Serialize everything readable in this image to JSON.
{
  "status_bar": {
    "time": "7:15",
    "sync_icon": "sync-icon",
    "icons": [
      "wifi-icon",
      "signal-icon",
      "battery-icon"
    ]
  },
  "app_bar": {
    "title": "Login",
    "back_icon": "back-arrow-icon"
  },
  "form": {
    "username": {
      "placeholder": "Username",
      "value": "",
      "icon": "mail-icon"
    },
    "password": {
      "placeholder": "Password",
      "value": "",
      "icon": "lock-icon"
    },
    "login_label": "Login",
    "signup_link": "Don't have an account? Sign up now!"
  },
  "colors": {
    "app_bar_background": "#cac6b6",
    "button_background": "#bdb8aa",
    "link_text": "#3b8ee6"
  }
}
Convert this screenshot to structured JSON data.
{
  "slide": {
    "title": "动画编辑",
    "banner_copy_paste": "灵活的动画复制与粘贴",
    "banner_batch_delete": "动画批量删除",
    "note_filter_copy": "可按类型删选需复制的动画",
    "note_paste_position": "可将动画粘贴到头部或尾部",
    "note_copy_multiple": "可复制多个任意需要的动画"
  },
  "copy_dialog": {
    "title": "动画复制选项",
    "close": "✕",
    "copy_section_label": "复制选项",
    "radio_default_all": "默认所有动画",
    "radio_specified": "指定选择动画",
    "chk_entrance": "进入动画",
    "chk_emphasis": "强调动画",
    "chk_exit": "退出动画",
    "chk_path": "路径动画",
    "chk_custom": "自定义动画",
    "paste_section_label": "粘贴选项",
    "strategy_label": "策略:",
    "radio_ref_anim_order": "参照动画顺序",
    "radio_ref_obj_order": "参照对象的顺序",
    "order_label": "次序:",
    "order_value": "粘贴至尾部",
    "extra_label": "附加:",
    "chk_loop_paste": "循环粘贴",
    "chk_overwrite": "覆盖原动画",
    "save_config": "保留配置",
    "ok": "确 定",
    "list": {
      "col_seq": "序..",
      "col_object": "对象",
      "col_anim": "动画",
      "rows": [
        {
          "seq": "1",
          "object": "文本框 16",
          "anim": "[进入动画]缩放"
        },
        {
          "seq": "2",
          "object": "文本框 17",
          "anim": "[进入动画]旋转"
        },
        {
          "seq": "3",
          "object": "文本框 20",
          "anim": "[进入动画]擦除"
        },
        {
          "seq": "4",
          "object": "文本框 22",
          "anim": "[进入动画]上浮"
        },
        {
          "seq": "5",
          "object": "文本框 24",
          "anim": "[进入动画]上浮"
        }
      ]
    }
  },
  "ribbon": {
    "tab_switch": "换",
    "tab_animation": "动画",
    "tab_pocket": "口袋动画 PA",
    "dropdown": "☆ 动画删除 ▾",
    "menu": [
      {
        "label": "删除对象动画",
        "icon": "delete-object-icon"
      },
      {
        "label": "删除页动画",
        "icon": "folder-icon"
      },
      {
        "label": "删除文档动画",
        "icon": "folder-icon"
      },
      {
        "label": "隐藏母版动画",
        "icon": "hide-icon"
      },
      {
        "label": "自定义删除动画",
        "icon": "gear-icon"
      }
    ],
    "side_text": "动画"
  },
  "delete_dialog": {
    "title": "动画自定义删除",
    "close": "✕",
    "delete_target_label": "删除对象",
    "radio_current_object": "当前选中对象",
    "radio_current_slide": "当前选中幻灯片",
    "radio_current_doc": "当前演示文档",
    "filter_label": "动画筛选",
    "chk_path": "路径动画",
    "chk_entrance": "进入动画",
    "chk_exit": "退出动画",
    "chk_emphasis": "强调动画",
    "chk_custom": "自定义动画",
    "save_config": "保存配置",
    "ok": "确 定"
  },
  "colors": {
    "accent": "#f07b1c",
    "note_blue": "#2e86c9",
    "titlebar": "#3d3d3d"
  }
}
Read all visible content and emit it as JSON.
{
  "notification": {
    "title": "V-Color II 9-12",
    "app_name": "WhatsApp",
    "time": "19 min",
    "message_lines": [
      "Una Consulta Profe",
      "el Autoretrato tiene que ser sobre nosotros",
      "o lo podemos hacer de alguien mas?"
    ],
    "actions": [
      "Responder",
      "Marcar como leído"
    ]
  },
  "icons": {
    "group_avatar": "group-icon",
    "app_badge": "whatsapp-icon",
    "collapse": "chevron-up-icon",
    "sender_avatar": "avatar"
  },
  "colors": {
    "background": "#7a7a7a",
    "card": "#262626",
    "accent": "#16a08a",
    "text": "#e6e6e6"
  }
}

○ ○ ○ ○

→ The task
Each line of the material above must be retyped precisely.

→ Solution to this problem
Serialize everything readable in this image to JSON.
{
  "status_bar": {
    "time": "7:15",
    "sync_icon": "sync-icon",
    "icons": [
      "wifi-icon",
      "signal-icon",
      "battery-icon"
    ]
  },
  "app_bar": {
    "title": "Login",
    "back_icon": "back-arrow-icon"
  },
  "form": {
    "username": {
      "placeholder": "Username",
      "value": "",
      "icon": "mail-icon"
    },
    "password": {
      "placeholder": "Password",
      "value": "",
      "icon": "lock-icon"
    },
    "login_label": "Login",
    "signup_link": "Don't have an account? Sign up now!"
  },
  "colors": {
    "app_bar_background": "#cac6b6",
    "button_background": "#bdb8aa",
    "link_text": "#3b8ee6"
  }
}
Convert this screenshot to structured JSON data.
{
  "slide": {
    "title": "动画编辑",
    "banner_copy_paste": "灵活的动画复制与粘贴",
    "banner_batch_delete": "动画批量删除",
    "note_filter_copy": "可按类型删选需复制的动画",
    "note_paste_position": "可将动画粘贴到头部或尾部",
    "note_copy_multiple": "可复制多个任意需要的动画"
  },
  "copy_dialog": {
    "title": "动画复制选项",
    "close": "✕",
    "copy_section_label": "复制选项",
    "radio_default_all": "默认所有动画",
    "radio_specified": "指定选择动画",
    "chk_entrance": "进入动画",
    "chk_emphasis": "强调动画",
    "chk_exit": "退出动画",
    "chk_path": "路径动画",
    "chk_custom": "自定义动画",
    "paste_section_label": "粘贴选项",
    "strategy_label": "策略:",
    "radio_ref_anim_order": "参照动画顺序",
    "radio_ref_obj_order": "参照对象的顺序",
    "order_label": "次序:",
    "order_value": "粘贴至尾部",
    "extra_label": "附加:",
    "chk_loop_paste": "循环粘贴",
    "chk_overwrite": "覆盖原动画",
    "save_config": "保留配置",
    "ok": "确 定",
    "list": {
      "col_seq": "序..",
      "col_object": "对象",
      "col_anim": "动画",
      "rows": [
        {
          "seq": "1",
          "object": "文本框 16",
          "anim": "[进入动画]缩放"
        },
        {
          "seq": "2",
          "object": "文本框 17",
          "anim": "[进入动画]旋转"
        },
        {
          "seq": "3",
          "object": "文本框 20",
          "anim": "[进入动画]擦除"
        },
        {
          "seq": "4",
          "object": "文本框 22",
          "anim": "[进入动画]上浮"
        },
        {
          "seq": "5",
          "object": "文本框 24",
          "anim": "[进入动画]上浮"
        }
      ]
    }
  },
  "ribbon": {
    "tab_switch": "换",
    "tab_animation": "动画",
    "tab_pocket": "口袋动画 PA",
    "dropdown": "☆ 动画删除 ▾",
    "menu": [
      {
        "label": "删除对象动画",
        "icon": "delete-object-icon"
      },
      {
        "label": "删除页动画",
        "icon": "folder-icon"
      },
      {
        "label": "删除文档动画",
        "icon": "folder-icon"
      },
      {
        "label": "隐藏母版动画",
        "icon": "hide-icon"
      },
      {
        "label": "自定义删除动画",
        "icon": "gear-icon"
      }
    ],
    "side_text": "动画"
  },
  "delete_dialog": {
    "title": "动画自定义删除",
    "close": "✕",
    "delete_target_label": "删除对象",
    "radio_current_object": "当前选中对象",
    "radio_current_slide": "当前选中幻灯片",
    "radio_current_doc": "当前演示文档",
    "filter_label": "动画筛选",
    "chk_path": "路径动画",
    "chk_entrance": "进入动画",
    "chk_exit": "退出动画",
    "chk_emphasis": "强调动画",
    "chk_custom": "自定义动画",
    "save_config": "保存配置",
    "ok": "确 定"
  },
  "colors": {
    "accent": "#f07b1c",
    "note_blue": "#2e86c9",
    "titlebar": "#3d3d3d"
  }
}
Read all visible content and emit it as JSON.
{
  "notification": {
    "title": "V-Color II 9-12",
    "app_name": "WhatsApp",
    "time": "19 min",
    "message_lines": [
      "Una Consulta Profe",
      "el Autoretrato tiene que ser sobre nosotros",
      "o lo podemos hacer de alguien mas?"
    ],
    "actions": [
      "Responder",
      "Marcar como leído"
    ]
  },
  "icons": {
    "group_avatar": "group-icon",
    "app_badge": "whatsapp-icon",
    "collapse": "chevron-up-icon",
    "sender_avatar": "avatar"
  },
  "colors": {
    "background": "#7a7a7a",
    "card": "#262626",
    "accent": "#16a08a",
    "text": "#e6e6e6"
  }
}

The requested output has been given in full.